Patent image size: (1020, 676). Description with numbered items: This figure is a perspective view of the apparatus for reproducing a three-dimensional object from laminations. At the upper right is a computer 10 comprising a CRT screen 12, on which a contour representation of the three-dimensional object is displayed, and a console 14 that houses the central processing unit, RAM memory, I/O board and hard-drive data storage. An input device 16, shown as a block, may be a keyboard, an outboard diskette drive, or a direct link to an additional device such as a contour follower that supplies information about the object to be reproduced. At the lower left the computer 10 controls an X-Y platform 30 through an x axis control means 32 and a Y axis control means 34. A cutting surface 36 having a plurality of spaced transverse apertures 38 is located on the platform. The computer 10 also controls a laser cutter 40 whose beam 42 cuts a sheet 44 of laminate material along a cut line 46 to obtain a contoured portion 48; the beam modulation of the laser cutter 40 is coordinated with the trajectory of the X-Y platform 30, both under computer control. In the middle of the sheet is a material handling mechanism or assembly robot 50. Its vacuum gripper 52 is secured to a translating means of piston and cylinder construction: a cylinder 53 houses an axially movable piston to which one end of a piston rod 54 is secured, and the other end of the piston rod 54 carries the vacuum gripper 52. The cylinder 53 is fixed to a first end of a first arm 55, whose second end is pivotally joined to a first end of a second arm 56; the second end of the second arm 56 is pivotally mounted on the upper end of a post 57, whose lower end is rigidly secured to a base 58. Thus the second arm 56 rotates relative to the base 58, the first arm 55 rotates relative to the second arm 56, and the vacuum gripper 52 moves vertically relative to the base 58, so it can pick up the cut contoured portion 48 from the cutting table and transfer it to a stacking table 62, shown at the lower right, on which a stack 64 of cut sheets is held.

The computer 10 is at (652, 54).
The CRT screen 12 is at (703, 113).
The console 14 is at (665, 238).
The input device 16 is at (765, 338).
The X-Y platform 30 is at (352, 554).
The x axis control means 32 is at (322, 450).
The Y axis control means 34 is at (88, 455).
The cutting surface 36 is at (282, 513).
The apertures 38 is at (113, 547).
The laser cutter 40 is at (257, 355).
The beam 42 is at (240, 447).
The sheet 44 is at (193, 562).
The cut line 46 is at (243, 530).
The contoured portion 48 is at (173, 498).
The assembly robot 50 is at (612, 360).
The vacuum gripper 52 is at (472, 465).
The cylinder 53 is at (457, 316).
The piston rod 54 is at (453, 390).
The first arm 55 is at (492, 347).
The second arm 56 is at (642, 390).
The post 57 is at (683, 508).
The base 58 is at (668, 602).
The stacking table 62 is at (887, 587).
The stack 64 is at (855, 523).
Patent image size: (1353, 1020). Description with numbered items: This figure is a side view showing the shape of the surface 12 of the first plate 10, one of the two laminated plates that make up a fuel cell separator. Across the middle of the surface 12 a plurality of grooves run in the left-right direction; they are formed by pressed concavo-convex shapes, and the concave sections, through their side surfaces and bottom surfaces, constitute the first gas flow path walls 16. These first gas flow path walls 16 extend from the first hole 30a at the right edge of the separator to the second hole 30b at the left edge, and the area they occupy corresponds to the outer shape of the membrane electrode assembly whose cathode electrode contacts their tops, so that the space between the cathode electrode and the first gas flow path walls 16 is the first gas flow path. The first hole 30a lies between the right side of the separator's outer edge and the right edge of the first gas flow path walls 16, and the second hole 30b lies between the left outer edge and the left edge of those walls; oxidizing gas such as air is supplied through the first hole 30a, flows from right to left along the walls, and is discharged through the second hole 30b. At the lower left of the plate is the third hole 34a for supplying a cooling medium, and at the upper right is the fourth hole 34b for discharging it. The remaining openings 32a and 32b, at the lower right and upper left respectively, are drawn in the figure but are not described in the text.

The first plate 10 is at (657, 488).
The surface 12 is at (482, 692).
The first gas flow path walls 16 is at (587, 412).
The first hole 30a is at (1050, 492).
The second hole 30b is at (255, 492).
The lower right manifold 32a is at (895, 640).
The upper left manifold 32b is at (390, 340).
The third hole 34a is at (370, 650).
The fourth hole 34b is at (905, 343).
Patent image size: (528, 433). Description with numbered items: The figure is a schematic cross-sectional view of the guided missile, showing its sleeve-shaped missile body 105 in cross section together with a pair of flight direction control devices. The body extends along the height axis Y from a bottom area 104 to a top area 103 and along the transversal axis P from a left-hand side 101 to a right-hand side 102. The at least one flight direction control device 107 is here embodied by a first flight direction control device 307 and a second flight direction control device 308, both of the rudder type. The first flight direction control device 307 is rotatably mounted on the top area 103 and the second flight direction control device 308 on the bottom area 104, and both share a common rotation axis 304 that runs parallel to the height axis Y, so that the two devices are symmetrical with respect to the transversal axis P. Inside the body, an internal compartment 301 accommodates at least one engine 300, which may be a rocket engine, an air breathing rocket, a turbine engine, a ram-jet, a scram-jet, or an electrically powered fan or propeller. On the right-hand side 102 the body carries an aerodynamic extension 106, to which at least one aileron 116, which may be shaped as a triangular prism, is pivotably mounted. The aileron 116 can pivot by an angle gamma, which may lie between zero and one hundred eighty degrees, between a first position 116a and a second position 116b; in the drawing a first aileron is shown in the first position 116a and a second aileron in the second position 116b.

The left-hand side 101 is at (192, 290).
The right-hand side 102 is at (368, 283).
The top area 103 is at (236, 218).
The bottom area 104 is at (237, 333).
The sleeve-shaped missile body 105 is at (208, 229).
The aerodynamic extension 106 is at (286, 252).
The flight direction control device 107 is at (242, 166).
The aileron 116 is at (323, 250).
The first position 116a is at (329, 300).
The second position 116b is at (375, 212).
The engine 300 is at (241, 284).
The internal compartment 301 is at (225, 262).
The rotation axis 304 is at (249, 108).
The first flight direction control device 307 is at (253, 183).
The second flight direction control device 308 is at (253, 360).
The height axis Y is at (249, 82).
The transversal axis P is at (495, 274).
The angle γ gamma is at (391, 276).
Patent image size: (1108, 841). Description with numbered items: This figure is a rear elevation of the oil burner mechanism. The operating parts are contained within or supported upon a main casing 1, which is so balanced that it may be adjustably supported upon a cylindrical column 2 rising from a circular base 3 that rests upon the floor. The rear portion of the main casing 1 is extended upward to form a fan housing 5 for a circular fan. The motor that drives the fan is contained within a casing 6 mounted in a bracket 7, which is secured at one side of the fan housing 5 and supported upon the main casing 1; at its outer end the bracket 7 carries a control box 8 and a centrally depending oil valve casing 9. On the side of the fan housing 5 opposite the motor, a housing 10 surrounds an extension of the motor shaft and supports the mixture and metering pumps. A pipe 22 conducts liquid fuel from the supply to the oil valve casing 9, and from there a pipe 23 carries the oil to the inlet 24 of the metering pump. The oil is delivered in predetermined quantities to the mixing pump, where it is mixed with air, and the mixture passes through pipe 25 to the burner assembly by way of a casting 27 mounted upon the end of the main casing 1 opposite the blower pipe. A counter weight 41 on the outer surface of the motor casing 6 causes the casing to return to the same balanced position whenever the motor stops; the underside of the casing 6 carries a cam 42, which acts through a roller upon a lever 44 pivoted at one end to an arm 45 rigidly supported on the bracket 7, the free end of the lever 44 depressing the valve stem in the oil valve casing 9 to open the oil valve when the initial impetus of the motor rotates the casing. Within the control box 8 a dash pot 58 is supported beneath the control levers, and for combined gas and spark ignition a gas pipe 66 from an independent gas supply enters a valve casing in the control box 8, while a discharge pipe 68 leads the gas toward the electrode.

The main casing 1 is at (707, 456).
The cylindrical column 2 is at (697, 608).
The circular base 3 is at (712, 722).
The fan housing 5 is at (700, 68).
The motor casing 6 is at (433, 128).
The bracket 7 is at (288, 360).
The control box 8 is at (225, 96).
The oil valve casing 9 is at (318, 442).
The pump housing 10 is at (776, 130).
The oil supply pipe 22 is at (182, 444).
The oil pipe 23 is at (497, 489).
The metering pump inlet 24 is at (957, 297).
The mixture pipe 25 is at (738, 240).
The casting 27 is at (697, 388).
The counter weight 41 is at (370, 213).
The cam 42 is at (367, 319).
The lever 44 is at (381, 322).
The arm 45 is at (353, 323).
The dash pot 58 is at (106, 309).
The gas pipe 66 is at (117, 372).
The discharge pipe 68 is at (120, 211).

* [What is required]
Reproduce the lines from the line with "Patent image size: (1353, 1020)." to the line with "The surface 12 is at (482, 692).", changing "side view" to "lateral view" and leaving everything else as it is.

* [Exercise answer]
Patent image size: (1353, 1020). Description with numbered items: This figure is a lateral view showing the shape of the surface 12 of the first plate 10, one of the two laminated plates that make up a fuel cell separator. Across the middle of the surface 12 a plurality of grooves run in the left-right direction; they are formed by pressed concavo-convex shapes, and the concave sections, through their side surfaces and bottom surfaces, constitute the first gas flow path walls 16. These first gas flow path walls 16 extend from the first hole 30a at the right edge of the separator to the second hole 30b at the left edge, and the area they occupy corresponds to the outer shape of the membrane electrode assembly whose cathode electrode contacts their tops, so that the space between the cathode electrode and the first gas flow path walls 16 is the first gas flow path. The first hole 30a lies between the right side of the separator's outer edge and the right edge of the first gas flow path walls 16, and the second hole 30b lies between the left outer edge and the left edge of those walls; oxidizing gas such as air is supplied through the first hole 30a, flows from right to left along the walls, and is discharged through the second hole 30b. At the lower left of the plate is the third hole 34a for supplying a cooling medium, and at the upper right is the fourth hole 34b for discharging it. The remaining openings 32a and 32b, at the lower right and upper left respectively, are drawn in the figure but are not described in the text.

The first plate 10 is at (657, 488).
The surface 12 is at (482, 692).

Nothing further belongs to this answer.